__WRITTEN EXERCISE__. Write every line of the material out exactly as shown.

## START DATA EXTRACT

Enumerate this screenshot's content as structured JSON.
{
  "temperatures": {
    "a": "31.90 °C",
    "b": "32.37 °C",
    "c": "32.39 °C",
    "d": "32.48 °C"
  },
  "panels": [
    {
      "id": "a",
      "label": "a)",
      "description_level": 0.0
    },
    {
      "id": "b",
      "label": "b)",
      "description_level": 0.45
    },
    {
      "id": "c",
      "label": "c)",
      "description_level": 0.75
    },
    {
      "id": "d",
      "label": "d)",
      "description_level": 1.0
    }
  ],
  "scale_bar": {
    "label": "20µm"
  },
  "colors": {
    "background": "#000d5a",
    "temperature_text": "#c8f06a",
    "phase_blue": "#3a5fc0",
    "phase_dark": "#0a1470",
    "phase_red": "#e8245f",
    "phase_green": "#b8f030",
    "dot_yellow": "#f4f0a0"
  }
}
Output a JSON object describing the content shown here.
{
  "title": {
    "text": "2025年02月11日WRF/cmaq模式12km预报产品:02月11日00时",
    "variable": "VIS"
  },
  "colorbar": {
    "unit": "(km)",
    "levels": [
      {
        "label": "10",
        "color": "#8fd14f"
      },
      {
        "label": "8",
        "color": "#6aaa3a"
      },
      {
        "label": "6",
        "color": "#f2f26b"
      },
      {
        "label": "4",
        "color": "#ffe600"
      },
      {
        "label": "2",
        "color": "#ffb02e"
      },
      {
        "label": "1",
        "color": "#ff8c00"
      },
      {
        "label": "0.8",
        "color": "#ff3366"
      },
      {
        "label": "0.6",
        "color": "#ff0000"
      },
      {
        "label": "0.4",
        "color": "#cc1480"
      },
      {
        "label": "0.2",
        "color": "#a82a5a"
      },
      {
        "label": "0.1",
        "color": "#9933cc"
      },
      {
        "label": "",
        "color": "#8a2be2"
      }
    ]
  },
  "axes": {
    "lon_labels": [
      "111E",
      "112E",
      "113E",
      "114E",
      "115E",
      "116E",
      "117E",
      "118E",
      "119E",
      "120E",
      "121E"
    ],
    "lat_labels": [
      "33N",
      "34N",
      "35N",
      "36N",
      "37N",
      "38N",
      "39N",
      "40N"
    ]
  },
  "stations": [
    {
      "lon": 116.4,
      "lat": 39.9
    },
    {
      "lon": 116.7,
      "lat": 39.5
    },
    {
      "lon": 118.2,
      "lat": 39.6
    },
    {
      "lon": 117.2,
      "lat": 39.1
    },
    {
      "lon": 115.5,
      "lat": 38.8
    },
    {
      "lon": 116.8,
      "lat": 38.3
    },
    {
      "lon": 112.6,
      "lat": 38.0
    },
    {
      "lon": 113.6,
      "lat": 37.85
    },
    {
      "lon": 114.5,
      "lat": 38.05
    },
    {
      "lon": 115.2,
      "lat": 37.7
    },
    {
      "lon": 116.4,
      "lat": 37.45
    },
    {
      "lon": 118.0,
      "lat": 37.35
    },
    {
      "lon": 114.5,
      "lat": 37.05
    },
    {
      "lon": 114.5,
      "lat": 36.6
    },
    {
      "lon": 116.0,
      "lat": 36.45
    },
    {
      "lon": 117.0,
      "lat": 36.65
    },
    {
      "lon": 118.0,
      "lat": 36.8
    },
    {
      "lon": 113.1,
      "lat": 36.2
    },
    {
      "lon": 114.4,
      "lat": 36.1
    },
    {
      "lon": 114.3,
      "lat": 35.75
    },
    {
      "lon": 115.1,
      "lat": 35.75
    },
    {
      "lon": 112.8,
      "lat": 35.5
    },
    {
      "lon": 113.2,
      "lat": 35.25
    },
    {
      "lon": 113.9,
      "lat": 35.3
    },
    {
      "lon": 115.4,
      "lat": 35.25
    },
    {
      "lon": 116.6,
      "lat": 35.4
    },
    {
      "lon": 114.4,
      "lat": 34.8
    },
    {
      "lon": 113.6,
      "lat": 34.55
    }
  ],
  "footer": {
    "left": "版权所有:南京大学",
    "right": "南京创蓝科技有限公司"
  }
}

## END DATA EXTRACT

__OUTPUT OF THE EXERCISE__.
Enumerate this screenshot's content as structured JSON.
{
  "temperatures": {
    "a": "31.90 °C",
    "b": "32.37 °C",
    "c": "32.39 °C",
    "d": "32.48 °C"
  },
  "panels": [
    {
      "id": "a",
      "label": "a)",
      "description_level": 0.0
    },
    {
      "id": "b",
      "label": "b)",
      "description_level": 0.45
    },
    {
      "id": "c",
      "label": "c)",
      "description_level": 0.75
    },
    {
      "id": "d",
      "label": "d)",
      "description_level": 1.0
    }
  ],
  "scale_bar": {
    "label": "20µm"
  },
  "colors": {
    "background": "#000d5a",
    "temperature_text": "#c8f06a",
    "phase_blue": "#3a5fc0",
    "phase_dark": "#0a1470",
    "phase_red": "#e8245f",
    "phase_green": "#b8f030",
    "dot_yellow": "#f4f0a0"
  }
}
Output a JSON object describing the content shown here.
{
  "title": {
    "text": "2025年02月11日WRF/cmaq模式12km预报产品:02月11日00时",
    "variable": "VIS"
  },
  "colorbar": {
    "unit": "(km)",
    "levels": [
      {
        "label": "10",
        "color": "#8fd14f"
      },
      {
        "label": "8",
        "color": "#6aaa3a"
      },
      {
        "label": "6",
        "color": "#f2f26b"
      },
      {
        "label": "4",
        "color": "#ffe600"
      },
      {
        "label": "2",
        "color": "#ffb02e"
      },
      {
        "label": "1",
        "color": "#ff8c00"
      },
      {
        "label": "0.8",
        "color": "#ff3366"
      },
      {
        "label": "0.6",
        "color": "#ff0000"
      },
      {
        "label": "0.4",
        "color": "#cc1480"
      },
      {
        "label": "0.2",
        "color": "#a82a5a"
      },
      {
        "label": "0.1",
        "color": "#9933cc"
      },
      {
        "label": "",
        "color": "#8a2be2"
      }
    ]
  },
  "axes": {
    "lon_labels": [
      "111E",
      "112E",
      "113E",
      "114E",
      "115E",
      "116E",
      "117E",
      "118E",
      "119E",
      "120E",
      "121E"
    ],
    "lat_labels": [
      "33N",
      "34N",
      "35N",
      "36N",
      "37N",
      "38N",
      "39N",
      "40N"
    ]
  },
  "stations": [
    {
      "lon": 116.4,
      "lat": 39.9
    },
    {
      "lon": 116.7,
      "lat": 39.5
    },
    {
      "lon": 118.2,
      "lat": 39.6
    },
    {
      "lon": 117.2,
      "lat": 39.1
    },
    {
      "lon": 115.5,
      "lat": 38.8
    },
    {
      "lon": 116.8,
      "lat": 38.3
    },
    {
      "lon": 112.6,
      "lat": 38.0
    },
    {
      "lon": 113.6,
      "lat": 37.85
    },
    {
      "lon": 114.5,
      "lat": 38.05
    },
    {
      "lon": 115.2,
      "lat": 37.7
    },
    {
      "lon": 116.4,
      "lat": 37.45
    },
    {
      "lon": 118.0,
      "lat": 37.35
    },
    {
      "lon": 114.5,
      "lat": 37.05
    },
    {
      "lon": 114.5,
      "lat": 36.6
    },
    {
      "lon": 116.0,
      "lat": 36.45
    },
    {
      "lon": 117.0,
      "lat": 36.65
    },
    {
      "lon": 118.0,
      "lat": 36.8
    },
    {
      "lon": 113.1,
      "lat": 36.2
    },
    {
      "lon": 114.4,
      "lat": 36.1
    },
    {
      "lon": 114.3,
      "lat": 35.75
    },
    {
      "lon": 115.1,
      "lat": 35.75
    },
    {
      "lon": 112.8,
      "lat": 35.5
    },
    {
      "lon": 113.2,
      "lat": 35.25
    },
    {
      "lon": 113.9,
      "lat": 35.3
    },
    {
      "lon": 115.4,
      "lat": 35.25
    },
    {
      "lon": 116.6,
      "lat": 35.4
    },
    {
      "lon": 114.4,
      "lat": 34.8
    },
    {
      "lon": 113.6,
      "lat": 34.55
    }
  ],
  "footer": {
    "left": "版权所有:南京大学",
    "right": "南京创蓝科技有限公司"
  }
}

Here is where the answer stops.